(Data records)
%%

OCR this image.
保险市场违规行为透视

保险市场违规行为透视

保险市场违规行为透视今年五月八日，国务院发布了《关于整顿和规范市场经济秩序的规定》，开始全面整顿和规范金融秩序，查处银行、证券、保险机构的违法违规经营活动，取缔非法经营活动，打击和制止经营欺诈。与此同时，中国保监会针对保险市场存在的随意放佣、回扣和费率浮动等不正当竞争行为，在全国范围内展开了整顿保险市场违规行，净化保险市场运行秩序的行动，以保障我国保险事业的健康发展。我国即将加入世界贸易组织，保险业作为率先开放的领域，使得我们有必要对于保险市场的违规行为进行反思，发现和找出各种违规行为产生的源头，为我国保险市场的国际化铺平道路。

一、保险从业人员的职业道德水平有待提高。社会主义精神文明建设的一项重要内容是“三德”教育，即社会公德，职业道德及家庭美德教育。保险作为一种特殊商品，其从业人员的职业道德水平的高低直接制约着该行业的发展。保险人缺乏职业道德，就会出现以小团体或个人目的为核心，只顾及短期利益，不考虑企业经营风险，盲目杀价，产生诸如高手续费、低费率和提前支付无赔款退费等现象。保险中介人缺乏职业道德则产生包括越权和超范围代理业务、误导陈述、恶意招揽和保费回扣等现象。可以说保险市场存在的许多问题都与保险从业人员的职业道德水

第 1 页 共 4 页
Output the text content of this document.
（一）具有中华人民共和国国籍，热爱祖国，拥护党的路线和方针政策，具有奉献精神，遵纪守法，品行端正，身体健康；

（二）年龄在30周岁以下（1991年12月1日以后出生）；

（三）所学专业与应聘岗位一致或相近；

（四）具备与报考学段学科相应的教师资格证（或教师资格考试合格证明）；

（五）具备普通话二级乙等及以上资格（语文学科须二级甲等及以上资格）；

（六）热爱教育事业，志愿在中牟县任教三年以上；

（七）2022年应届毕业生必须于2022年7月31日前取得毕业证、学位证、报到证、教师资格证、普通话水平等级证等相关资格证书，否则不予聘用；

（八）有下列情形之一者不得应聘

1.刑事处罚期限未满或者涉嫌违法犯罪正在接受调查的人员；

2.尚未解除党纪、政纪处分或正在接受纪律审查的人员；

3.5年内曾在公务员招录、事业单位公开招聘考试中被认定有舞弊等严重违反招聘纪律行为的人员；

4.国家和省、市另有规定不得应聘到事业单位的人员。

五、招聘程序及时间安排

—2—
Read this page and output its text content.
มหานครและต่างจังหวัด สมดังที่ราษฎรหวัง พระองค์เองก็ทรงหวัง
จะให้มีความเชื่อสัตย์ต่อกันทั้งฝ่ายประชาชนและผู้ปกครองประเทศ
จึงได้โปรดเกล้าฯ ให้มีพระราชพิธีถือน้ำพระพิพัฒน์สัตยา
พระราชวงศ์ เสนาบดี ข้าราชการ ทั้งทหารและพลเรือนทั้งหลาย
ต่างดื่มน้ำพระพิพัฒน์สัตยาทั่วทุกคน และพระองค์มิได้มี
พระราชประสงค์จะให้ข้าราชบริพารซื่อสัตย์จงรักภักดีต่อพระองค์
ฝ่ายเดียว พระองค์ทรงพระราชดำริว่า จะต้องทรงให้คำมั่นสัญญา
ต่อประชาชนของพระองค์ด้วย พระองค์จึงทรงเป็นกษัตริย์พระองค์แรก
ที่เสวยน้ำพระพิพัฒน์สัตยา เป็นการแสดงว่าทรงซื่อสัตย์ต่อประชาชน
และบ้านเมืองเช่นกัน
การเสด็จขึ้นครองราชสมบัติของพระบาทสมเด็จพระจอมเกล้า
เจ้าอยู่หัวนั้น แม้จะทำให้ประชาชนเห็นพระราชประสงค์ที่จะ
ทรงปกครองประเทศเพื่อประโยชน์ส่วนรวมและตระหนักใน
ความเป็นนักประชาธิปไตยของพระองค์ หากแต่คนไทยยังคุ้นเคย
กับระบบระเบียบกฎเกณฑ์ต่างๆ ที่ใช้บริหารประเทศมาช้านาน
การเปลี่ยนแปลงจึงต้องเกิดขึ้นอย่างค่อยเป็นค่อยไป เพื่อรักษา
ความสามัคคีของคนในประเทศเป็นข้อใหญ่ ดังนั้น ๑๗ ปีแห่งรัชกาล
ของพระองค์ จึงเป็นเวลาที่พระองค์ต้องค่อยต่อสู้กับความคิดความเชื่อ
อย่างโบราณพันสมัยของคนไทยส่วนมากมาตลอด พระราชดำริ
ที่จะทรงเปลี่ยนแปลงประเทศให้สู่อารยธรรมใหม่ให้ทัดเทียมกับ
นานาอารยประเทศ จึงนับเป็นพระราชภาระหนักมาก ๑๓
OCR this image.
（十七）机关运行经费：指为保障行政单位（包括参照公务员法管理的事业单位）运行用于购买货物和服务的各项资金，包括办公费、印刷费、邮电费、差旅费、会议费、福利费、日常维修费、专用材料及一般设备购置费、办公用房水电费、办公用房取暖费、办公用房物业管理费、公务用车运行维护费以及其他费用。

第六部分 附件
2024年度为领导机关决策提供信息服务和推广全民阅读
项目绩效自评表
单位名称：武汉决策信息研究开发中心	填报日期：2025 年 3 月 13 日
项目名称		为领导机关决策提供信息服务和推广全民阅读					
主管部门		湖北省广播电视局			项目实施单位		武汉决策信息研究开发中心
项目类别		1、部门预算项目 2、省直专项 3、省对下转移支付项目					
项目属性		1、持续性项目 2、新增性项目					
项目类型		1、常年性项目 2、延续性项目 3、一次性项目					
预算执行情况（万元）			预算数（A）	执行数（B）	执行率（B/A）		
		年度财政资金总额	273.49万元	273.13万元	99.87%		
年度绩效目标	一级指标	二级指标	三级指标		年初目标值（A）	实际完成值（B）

%%

Description of the task -
Tally the lines holding the string "content" and give only the count.

Solution for this problem -
2